[Dataset rows]
● ● ● ●

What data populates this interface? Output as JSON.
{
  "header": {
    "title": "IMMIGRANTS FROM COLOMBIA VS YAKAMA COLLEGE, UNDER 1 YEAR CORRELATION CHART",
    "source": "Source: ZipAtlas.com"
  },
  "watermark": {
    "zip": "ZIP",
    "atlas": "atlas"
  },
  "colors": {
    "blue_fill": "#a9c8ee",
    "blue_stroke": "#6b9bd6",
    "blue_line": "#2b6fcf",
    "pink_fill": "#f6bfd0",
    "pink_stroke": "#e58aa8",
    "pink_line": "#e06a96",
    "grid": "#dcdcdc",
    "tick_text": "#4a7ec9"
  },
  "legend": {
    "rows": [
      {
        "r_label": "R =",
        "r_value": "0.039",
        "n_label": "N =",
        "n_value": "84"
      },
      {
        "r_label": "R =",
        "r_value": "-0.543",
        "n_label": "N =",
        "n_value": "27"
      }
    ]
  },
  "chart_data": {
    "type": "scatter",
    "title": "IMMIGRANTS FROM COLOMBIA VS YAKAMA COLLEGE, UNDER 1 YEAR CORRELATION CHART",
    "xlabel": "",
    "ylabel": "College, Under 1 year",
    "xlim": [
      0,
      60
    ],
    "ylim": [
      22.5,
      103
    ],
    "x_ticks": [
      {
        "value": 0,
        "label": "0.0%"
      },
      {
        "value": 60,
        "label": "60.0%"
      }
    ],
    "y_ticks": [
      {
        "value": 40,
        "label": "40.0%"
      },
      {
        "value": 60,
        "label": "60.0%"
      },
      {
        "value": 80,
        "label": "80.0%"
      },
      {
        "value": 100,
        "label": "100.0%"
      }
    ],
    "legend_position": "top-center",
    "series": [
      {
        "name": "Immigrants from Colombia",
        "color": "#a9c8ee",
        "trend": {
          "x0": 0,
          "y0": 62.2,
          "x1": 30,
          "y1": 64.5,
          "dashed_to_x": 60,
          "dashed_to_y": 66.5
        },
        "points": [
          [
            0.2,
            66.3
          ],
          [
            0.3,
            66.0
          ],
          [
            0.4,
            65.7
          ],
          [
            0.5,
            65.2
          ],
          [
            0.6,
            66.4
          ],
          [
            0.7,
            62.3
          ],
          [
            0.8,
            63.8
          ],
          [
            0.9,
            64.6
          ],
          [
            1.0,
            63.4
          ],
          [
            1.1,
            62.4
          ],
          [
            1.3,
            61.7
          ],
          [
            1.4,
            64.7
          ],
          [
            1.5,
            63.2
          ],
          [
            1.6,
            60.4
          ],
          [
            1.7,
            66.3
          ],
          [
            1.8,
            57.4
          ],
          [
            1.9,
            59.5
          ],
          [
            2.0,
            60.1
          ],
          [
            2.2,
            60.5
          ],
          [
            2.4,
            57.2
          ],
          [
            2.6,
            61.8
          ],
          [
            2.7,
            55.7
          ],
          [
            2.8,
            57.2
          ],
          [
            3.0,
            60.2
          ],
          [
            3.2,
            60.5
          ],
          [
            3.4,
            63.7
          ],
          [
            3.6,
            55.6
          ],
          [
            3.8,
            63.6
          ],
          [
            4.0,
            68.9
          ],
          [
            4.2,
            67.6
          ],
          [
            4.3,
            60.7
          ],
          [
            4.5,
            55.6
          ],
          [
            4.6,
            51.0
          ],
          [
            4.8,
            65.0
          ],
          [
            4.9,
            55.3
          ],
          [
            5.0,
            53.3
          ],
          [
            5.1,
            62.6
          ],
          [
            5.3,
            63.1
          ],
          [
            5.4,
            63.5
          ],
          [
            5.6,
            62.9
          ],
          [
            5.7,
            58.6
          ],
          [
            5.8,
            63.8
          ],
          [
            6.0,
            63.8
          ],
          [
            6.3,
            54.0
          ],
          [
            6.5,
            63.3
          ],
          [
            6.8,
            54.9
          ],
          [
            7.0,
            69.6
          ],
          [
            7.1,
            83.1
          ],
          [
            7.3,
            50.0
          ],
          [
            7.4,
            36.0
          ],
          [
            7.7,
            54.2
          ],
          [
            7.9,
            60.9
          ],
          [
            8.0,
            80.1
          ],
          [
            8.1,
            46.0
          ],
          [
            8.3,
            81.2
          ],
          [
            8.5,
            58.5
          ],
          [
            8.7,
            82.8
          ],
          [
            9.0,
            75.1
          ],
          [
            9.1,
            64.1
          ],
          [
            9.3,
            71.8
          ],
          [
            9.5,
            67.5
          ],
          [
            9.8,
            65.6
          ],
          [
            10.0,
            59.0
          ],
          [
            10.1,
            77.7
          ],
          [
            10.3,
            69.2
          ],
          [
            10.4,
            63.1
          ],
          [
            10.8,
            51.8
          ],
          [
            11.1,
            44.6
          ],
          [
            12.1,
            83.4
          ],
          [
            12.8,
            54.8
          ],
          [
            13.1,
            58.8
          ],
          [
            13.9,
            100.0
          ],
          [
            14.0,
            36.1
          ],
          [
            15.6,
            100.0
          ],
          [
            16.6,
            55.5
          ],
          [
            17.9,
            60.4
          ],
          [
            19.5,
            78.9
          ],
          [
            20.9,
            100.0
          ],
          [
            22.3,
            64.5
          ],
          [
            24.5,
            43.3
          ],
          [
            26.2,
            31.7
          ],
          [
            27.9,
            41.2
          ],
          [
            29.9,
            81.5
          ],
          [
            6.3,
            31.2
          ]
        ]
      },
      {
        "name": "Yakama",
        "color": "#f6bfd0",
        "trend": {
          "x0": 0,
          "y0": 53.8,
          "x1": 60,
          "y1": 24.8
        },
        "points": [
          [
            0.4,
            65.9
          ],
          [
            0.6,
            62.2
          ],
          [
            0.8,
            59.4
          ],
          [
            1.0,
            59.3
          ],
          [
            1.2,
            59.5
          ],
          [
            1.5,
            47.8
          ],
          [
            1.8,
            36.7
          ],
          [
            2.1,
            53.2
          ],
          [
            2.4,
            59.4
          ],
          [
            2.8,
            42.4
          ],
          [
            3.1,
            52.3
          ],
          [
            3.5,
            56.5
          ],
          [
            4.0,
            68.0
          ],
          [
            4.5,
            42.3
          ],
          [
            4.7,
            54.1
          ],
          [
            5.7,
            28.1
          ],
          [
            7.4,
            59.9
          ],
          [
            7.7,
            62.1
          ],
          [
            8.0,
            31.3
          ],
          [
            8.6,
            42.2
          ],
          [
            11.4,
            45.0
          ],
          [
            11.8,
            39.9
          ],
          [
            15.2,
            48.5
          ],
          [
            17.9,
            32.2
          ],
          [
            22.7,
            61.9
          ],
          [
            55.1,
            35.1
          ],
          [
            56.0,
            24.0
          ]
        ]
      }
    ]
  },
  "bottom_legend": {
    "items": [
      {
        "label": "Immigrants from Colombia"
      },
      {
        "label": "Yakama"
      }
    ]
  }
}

● ● ● ●

▶ [GIVEN TASK]
Print the material verbatim, all of it.

▶ [CORRECT OUTPUT]
What data populates this interface? Output as JSON.
{
  "header": {
    "title": "IMMIGRANTS FROM COLOMBIA VS YAKAMA COLLEGE, UNDER 1 YEAR CORRELATION CHART",
    "source": "Source: ZipAtlas.com"
  },
  "watermark": {
    "zip": "ZIP",
    "atlas": "atlas"
  },
  "colors": {
    "blue_fill": "#a9c8ee",
    "blue_stroke": "#6b9bd6",
    "blue_line": "#2b6fcf",
    "pink_fill": "#f6bfd0",
    "pink_stroke": "#e58aa8",
    "pink_line": "#e06a96",
    "grid": "#dcdcdc",
    "tick_text": "#4a7ec9"
  },
  "legend": {
    "rows": [
      {
        "r_label": "R =",
        "r_value": "0.039",
        "n_label": "N =",
        "n_value": "84"
      },
      {
        "r_label": "R =",
        "r_value": "-0.543",
        "n_label": "N =",
        "n_value": "27"
      }
    ]
  },
  "chart_data": {
    "type": "scatter",
    "title": "IMMIGRANTS FROM COLOMBIA VS YAKAMA COLLEGE, UNDER 1 YEAR CORRELATION CHART",
    "xlabel": "",
    "ylabel": "College, Under 1 year",
    "xlim": [
      0,
      60
    ],
    "ylim": [
      22.5,
      103
    ],
    "x_ticks": [
      {
        "value": 0,
        "label": "0.0%"
      },
      {
        "value": 60,
        "label": "60.0%"
      }
    ],
    "y_ticks": [
      {
        "value": 40,
        "label": "40.0%"
      },
      {
        "value": 60,
        "label": "60.0%"
      },
      {
        "value": 80,
        "label": "80.0%"
      },
      {
        "value": 100,
        "label": "100.0%"
      }
    ],
    "legend_position": "top-center",
    "series": [
      {
        "name": "Immigrants from Colombia",
        "color": "#a9c8ee",
        "trend": {
          "x0": 0,
          "y0": 62.2,
          "x1": 30,
          "y1": 64.5,
          "dashed_to_x": 60,
          "dashed_to_y": 66.5
        },
        "points": [
          [
            0.2,
            66.3
          ],
          [
            0.3,
            66.0
          ],
          [
            0.4,
            65.7
          ],
          [
            0.5,
            65.2
          ],
          [
            0.6,
            66.4
          ],
          [
            0.7,
            62.3
          ],
          [
            0.8,
            63.8
          ],
          [
            0.9,
            64.6
          ],
          [
            1.0,
            63.4
          ],
          [
            1.1,
            62.4
          ],
          [
            1.3,
            61.7
          ],
          [
            1.4,
            64.7
          ],
          [
            1.5,
            63.2
          ],
          [
            1.6,
            60.4
          ],
          [
            1.7,
            66.3
          ],
          [
            1.8,
            57.4
          ],
          [
            1.9,
            59.5
          ],
          [
            2.0,
            60.1
          ],
          [
            2.2,
            60.5
          ],
          [
            2.4,
            57.2
          ],
          [
            2.6,
            61.8
          ],
          [
            2.7,
            55.7
          ],
          [
            2.8,
            57.2
          ],
          [
            3.0,
            60.2
          ],
          [
            3.2,
            60.5
          ],
          [
            3.4,
            63.7
          ],
          [
            3.6,
            55.6
          ],
          [
            3.8,
            63.6
          ],
          [
            4.0,
            68.9
          ],
          [
            4.2,
            67.6
          ],
          [
            4.3,
            60.7
          ],
          [
            4.5,
            55.6
          ],
          [
            4.6,
            51.0
          ],
          [
            4.8,
            65.0
          ],
          [
            4.9,
            55.3
          ],
          [
            5.0,
            53.3
          ],
          [
            5.1,
            62.6
          ],
          [
            5.3,
            63.1
          ],
          [
            5.4,
            63.5
          ],
          [
            5.6,
            62.9
          ],
          [
            5.7,
            58.6
          ],
          [
            5.8,
            63.8
          ],
          [
            6.0,
            63.8
          ],
          [
            6.3,
            54.0
          ],
          [
            6.5,
            63.3
          ],
          [
            6.8,
            54.9
          ],
          [
            7.0,
            69.6
          ],
          [
            7.1,
            83.1
          ],
          [
            7.3,
            50.0
          ],
          [
            7.4,
            36.0
          ],
          [
            7.7,
            54.2
          ],
          [
            7.9,
            60.9
          ],
          [
            8.0,
            80.1
          ],
          [
            8.1,
            46.0
          ],
          [
            8.3,
            81.2
          ],
          [
            8.5,
            58.5
          ],
          [
            8.7,
            82.8
          ],
          [
            9.0,
            75.1
          ],
          [
            9.1,
            64.1
          ],
          [
            9.3,
            71.8
          ],
          [
            9.5,
            67.5
          ],
          [
            9.8,
            65.6
          ],
          [
            10.0,
            59.0
          ],
          [
            10.1,
            77.7
          ],
          [
            10.3,
            69.2
          ],
          [
            10.4,
            63.1
          ],
          [
            10.8,
            51.8
          ],
          [
            11.1,
            44.6
          ],
          [
            12.1,
            83.4
          ],
          [
            12.8,
            54.8
          ],
          [
            13.1,
            58.8
          ],
          [
            13.9,
            100.0
          ],
          [
            14.0,
            36.1
          ],
          [
            15.6,
            100.0
          ],
          [
            16.6,
            55.5
          ],
          [
            17.9,
            60.4
          ],
          [
            19.5,
            78.9
          ],
          [
            20.9,
            100.0
          ],
          [
            22.3,
            64.5
          ],
          [
            24.5,
            43.3
          ],
          [
            26.2,
            31.7
          ],
          [
            27.9,
            41.2
          ],
          [
            29.9,
            81.5
          ],
          [
            6.3,
            31.2
          ]
        ]
      },
      {
        "name": "Yakama",
        "color": "#f6bfd0",
        "trend": {
          "x0": 0,
          "y0": 53.8,
          "x1": 60,
          "y1": 24.8
        },
        "points": [
          [
            0.4,
            65.9
          ],
          [
            0.6,
            62.2
          ],
          [
            0.8,
            59.4
          ],
          [
            1.0,
            59.3
          ],
          [
            1.2,
            59.5
          ],
          [
            1.5,
            47.8
          ],
          [
            1.8,
            36.7
          ],
          [
            2.1,
            53.2
          ],
          [
            2.4,
            59.4
          ],
          [
            2.8,
            42.4
          ],
          [
            3.1,
            52.3
          ],
          [
            3.5,
            56.5
          ],
          [
            4.0,
            68.0
          ],
          [
            4.5,
            42.3
          ],
          [
            4.7,
            54.1
          ],
          [
            5.7,
            28.1
          ],
          [
            7.4,
            59.9
          ],
          [
            7.7,
            62.1
          ],
          [
            8.0,
            31.3
          ],
          [
            8.6,
            42.2
          ],
          [
            11.4,
            45.0
          ],
          [
            11.8,
            39.9
          ],
          [
            15.2,
            48.5
          ],
          [
            17.9,
            32.2
          ],
          [
            22.7,
            61.9
          ],
          [
            55.1,
            35.1
          ],
          [
            56.0,
            24.0
          ]
        ]
      }
    ]
  },
  "bottom_legend": {
    "items": [
      {
        "label": "Immigrants from Colombia"
      },
      {
        "label": "Yakama"
      }
    ]
  }
}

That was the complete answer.